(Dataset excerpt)
>> Start
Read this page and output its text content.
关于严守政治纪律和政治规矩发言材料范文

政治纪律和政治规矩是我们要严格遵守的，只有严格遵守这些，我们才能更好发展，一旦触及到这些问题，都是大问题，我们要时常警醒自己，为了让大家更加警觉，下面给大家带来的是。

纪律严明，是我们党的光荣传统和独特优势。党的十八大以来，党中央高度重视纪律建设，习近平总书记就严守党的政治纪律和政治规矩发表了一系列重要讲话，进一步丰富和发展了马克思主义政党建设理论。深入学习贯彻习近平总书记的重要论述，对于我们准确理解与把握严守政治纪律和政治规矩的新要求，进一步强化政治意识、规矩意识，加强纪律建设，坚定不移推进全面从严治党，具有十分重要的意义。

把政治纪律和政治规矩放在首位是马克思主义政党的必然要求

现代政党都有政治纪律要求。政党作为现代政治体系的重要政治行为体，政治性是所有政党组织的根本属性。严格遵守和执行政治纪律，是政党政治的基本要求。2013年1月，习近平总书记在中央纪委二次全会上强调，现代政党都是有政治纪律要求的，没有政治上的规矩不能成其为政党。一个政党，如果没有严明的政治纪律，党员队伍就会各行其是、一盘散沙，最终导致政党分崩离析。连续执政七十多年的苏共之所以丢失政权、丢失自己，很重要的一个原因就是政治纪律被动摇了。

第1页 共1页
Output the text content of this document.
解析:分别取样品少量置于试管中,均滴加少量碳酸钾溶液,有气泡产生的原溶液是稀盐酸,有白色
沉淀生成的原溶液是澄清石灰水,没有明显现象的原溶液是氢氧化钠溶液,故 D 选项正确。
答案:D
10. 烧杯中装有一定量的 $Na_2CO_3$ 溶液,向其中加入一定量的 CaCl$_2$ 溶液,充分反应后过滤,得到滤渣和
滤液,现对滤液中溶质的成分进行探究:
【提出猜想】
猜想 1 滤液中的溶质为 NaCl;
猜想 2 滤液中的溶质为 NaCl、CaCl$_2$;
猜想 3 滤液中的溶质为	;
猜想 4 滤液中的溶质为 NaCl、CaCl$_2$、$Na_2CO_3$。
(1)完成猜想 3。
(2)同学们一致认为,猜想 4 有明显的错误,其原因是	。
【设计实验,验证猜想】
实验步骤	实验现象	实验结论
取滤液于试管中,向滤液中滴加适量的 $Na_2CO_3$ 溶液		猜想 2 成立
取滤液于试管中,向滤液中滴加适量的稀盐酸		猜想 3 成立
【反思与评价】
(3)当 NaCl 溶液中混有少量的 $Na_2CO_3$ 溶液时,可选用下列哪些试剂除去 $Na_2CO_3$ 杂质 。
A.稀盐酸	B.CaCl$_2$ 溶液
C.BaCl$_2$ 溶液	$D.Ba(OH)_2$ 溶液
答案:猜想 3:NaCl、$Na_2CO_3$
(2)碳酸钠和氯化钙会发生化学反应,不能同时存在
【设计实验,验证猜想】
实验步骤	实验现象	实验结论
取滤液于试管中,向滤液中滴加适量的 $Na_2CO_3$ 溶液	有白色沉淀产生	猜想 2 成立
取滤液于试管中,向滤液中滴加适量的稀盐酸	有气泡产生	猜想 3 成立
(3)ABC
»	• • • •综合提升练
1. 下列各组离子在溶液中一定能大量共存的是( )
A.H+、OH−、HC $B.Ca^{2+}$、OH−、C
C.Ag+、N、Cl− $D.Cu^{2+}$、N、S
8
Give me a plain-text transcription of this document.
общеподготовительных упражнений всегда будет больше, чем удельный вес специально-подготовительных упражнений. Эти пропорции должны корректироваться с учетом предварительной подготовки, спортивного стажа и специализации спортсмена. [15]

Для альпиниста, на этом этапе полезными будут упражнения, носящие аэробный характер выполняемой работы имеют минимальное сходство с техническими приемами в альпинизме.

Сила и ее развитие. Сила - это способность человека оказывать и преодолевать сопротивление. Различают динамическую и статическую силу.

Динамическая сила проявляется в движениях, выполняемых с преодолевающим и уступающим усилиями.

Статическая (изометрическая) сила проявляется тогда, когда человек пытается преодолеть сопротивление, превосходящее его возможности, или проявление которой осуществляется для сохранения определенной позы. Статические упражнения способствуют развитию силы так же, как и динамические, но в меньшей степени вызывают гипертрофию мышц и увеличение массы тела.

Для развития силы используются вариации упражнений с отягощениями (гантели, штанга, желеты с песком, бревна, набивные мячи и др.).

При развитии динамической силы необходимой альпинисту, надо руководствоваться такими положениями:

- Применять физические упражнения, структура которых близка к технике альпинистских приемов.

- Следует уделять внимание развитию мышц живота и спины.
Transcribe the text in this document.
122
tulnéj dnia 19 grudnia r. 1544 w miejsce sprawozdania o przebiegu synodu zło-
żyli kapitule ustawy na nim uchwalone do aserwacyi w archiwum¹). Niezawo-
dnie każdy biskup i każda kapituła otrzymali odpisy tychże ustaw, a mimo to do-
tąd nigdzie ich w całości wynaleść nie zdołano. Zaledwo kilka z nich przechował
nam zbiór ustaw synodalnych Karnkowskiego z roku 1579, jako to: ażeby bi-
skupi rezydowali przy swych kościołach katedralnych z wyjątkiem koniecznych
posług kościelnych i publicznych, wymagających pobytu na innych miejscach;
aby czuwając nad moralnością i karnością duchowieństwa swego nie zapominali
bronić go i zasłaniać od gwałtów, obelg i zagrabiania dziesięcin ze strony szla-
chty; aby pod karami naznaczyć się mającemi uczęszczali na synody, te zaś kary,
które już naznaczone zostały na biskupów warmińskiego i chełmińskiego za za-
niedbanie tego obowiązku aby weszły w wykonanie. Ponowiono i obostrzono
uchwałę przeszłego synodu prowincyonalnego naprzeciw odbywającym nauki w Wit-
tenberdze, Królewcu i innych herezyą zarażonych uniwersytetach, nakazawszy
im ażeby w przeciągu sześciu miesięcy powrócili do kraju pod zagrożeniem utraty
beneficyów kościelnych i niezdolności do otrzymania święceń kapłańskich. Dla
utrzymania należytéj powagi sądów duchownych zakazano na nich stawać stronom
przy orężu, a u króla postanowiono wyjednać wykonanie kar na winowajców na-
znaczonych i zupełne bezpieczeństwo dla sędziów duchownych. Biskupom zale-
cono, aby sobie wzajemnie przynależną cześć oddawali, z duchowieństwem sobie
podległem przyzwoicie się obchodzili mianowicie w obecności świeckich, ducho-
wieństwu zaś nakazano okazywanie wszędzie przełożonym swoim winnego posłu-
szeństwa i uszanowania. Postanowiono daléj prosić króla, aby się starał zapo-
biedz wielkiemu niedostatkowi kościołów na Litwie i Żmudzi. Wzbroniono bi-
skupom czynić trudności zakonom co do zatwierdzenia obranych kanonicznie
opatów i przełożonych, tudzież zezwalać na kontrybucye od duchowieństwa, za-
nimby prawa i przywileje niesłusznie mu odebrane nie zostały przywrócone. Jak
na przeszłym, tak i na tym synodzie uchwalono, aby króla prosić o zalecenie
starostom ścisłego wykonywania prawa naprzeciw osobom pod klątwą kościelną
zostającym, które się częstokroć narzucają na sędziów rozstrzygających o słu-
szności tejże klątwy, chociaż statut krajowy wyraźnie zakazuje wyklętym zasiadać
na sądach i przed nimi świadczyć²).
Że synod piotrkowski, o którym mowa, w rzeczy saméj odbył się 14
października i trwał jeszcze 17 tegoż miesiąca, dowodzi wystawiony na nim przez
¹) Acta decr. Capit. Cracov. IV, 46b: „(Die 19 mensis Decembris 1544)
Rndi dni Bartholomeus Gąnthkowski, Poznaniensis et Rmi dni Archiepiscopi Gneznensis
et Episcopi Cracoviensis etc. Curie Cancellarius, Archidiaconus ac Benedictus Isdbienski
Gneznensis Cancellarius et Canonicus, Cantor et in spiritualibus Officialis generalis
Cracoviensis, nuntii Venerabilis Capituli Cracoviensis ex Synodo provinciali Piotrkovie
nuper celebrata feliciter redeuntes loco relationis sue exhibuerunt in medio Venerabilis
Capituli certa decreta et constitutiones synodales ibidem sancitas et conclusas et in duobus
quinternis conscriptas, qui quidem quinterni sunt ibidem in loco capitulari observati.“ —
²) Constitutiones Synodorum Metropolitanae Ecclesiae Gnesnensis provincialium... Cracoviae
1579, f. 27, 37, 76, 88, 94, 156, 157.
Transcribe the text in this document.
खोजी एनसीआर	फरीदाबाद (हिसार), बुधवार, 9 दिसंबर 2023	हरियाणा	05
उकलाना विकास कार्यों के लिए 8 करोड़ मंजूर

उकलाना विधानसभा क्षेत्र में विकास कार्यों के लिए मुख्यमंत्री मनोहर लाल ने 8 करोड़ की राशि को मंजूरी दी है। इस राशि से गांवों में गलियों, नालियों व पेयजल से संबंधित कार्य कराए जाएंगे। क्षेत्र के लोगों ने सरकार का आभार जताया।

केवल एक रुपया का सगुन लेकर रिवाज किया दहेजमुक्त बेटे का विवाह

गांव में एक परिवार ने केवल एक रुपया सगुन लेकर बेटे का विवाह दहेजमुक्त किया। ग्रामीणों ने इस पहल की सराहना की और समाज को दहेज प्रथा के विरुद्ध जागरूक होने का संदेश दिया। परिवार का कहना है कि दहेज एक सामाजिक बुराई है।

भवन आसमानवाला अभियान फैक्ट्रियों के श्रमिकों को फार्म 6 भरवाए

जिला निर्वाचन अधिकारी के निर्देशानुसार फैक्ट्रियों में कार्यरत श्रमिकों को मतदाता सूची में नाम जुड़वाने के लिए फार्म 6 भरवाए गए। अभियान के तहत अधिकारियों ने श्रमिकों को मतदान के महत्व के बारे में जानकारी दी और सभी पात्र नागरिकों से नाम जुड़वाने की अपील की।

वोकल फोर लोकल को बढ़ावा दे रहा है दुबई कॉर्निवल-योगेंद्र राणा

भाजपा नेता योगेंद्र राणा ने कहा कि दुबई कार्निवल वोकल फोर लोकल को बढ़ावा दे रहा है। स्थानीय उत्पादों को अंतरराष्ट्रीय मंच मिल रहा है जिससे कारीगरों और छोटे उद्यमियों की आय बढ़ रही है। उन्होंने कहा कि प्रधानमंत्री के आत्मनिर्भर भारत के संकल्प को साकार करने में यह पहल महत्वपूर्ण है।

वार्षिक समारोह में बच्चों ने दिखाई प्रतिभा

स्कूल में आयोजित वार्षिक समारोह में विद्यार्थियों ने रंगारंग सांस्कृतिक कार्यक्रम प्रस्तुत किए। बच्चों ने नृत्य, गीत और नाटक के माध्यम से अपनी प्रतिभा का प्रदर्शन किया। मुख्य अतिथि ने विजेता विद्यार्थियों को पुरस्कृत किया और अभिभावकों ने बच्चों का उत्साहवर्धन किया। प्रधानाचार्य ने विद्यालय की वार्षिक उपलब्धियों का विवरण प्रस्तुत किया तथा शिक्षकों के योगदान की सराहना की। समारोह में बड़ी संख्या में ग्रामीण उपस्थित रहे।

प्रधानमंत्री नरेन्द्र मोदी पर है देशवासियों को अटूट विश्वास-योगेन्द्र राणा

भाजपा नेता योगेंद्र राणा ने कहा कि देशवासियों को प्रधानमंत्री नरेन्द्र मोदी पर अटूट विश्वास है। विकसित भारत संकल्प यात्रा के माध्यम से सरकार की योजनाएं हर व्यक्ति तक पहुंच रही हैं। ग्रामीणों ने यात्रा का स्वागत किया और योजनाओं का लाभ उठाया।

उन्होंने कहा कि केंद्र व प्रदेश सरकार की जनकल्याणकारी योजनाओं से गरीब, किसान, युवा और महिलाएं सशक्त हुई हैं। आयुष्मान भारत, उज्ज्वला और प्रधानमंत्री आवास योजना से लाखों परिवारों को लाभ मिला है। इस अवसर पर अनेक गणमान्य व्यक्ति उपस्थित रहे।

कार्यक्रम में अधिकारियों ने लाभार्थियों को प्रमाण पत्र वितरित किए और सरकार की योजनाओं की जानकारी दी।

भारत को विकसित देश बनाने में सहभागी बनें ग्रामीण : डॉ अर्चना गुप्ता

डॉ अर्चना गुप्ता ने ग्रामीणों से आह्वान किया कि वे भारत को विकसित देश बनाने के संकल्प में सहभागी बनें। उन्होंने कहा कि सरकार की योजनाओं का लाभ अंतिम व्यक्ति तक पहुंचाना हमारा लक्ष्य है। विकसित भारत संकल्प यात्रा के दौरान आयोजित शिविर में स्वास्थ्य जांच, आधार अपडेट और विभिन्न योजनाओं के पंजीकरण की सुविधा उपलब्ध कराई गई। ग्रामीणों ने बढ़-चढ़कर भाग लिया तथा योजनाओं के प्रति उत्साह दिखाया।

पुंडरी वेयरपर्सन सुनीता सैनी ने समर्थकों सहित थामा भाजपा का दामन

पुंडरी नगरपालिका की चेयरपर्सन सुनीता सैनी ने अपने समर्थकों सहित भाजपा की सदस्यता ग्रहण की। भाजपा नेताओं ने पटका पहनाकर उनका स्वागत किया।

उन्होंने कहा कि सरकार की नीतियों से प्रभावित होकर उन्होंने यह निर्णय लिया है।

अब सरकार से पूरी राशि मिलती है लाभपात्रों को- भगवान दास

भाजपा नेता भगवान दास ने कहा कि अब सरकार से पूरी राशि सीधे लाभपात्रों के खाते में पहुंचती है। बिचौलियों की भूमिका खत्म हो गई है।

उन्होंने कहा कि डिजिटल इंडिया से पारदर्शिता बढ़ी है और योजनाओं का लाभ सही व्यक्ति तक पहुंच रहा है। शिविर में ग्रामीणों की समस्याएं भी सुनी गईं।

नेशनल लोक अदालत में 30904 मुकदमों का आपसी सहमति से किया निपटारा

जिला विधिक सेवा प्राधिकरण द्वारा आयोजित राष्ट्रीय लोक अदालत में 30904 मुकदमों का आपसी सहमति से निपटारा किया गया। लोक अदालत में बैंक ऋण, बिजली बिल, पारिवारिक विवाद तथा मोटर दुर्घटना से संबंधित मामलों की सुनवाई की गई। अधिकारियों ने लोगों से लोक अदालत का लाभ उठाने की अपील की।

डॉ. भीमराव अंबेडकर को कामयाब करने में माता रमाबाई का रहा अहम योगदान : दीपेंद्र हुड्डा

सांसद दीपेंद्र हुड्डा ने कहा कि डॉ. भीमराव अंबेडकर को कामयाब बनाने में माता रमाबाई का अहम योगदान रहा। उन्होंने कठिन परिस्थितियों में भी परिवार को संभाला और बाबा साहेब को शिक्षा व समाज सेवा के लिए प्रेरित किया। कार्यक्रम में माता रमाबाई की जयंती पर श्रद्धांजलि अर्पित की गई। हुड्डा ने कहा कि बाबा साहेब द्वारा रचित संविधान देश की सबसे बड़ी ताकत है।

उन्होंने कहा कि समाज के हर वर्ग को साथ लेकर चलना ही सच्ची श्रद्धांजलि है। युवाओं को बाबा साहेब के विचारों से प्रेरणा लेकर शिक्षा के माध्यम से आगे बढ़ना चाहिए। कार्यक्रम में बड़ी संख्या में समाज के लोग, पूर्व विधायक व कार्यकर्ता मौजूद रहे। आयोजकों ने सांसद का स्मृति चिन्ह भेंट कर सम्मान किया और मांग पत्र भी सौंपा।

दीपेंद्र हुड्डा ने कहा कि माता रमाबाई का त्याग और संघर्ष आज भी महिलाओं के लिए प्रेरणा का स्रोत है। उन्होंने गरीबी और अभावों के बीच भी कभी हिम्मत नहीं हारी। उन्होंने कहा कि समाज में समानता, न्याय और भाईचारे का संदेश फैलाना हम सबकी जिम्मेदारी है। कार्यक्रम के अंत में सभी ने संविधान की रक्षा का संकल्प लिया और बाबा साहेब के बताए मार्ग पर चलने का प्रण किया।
>> End
* **Goal**
Report the number of lines that include the string "króla"; return nothing but the count.

* **Task result**
3